## THE INPUT
# # # # #
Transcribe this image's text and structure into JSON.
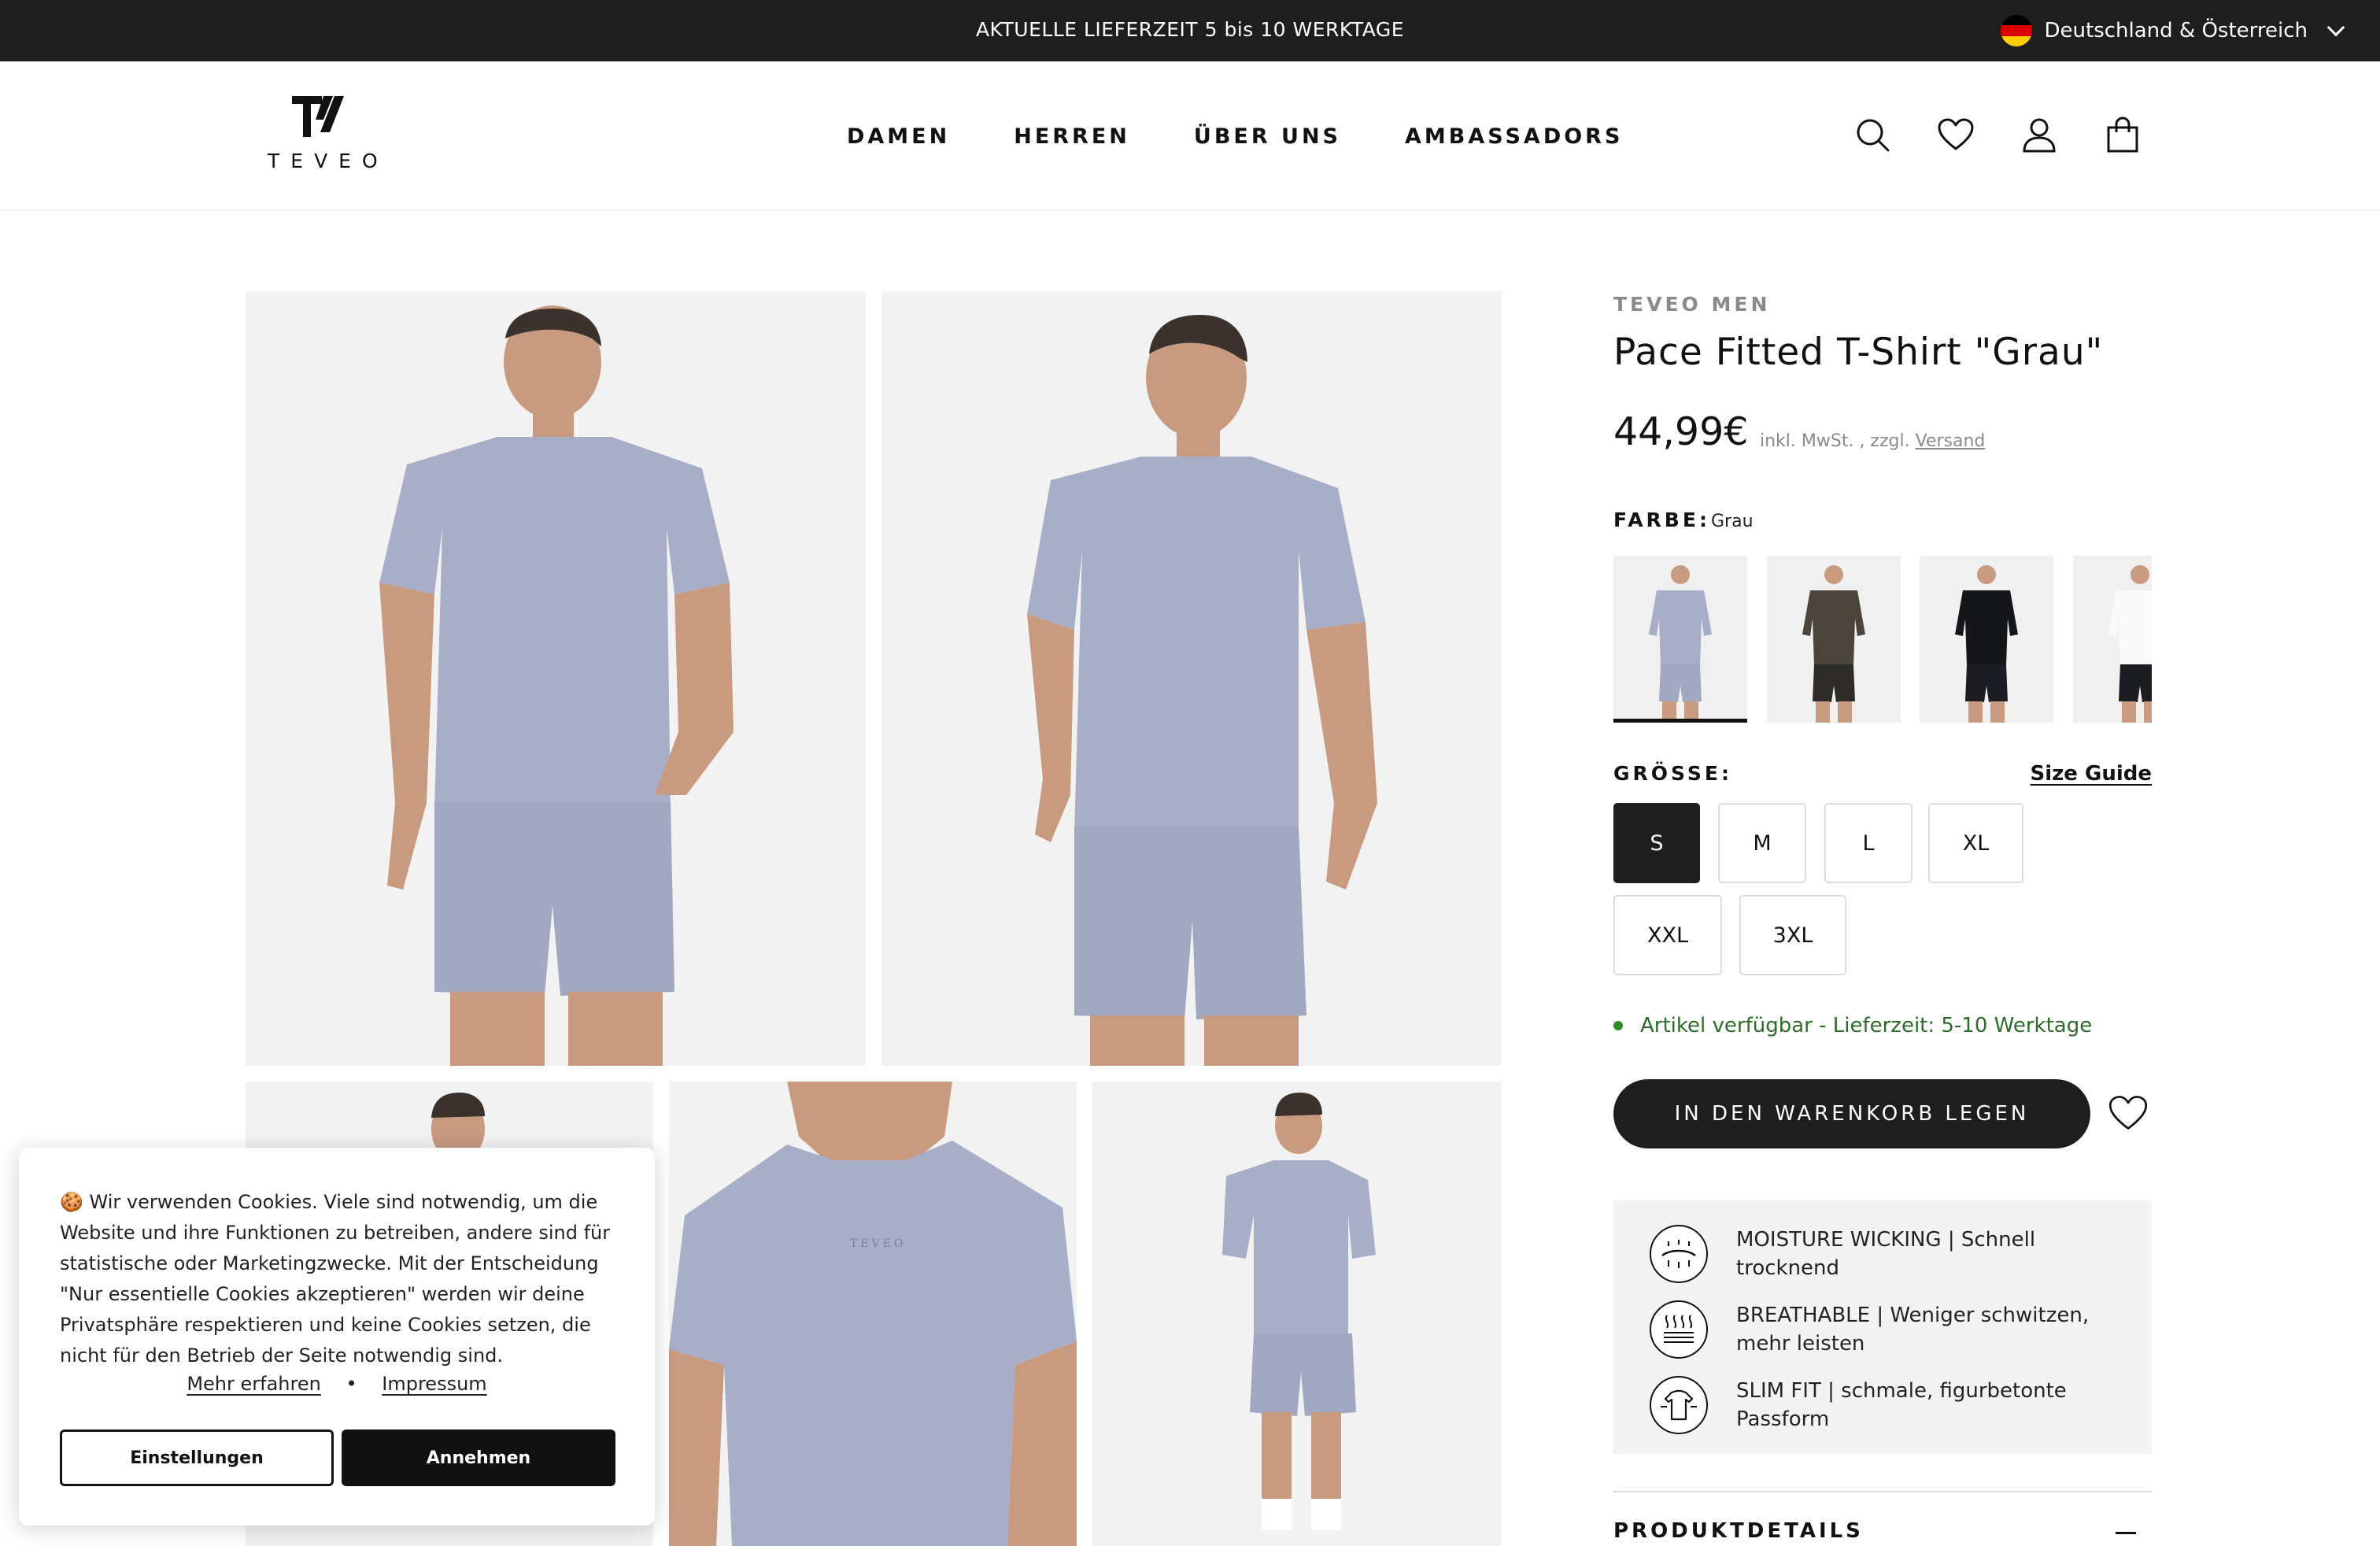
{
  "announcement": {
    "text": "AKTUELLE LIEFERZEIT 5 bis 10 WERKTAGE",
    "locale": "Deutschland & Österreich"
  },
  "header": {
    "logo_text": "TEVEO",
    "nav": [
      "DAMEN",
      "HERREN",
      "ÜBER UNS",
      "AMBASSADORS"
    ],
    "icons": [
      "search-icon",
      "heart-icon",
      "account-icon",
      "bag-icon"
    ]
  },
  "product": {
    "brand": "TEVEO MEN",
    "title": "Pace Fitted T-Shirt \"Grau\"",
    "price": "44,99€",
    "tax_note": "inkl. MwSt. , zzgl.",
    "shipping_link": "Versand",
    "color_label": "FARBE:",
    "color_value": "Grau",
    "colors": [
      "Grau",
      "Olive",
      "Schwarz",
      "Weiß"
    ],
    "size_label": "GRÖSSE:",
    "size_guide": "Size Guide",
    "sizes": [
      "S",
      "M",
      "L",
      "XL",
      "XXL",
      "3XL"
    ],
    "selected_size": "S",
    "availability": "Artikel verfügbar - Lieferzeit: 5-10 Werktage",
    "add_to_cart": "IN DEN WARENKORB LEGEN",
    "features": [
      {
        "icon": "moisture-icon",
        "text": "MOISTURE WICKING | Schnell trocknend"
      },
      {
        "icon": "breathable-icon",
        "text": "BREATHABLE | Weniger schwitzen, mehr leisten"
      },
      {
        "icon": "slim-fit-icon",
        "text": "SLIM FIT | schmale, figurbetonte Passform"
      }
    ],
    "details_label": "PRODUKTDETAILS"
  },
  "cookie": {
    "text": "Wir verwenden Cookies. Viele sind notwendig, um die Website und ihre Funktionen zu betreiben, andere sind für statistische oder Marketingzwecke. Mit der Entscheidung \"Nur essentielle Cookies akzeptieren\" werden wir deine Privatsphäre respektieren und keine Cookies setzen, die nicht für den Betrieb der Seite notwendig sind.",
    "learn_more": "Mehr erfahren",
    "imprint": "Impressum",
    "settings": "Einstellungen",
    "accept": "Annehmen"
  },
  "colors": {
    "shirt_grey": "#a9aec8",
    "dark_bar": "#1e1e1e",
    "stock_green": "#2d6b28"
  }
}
# # # # #
Keep only the lines that hold the string "Grau", and copy them out.

    "title": "Pace Fitted T-Shirt \"Grau\"",
    "color_value": "Grau",
      "Grau",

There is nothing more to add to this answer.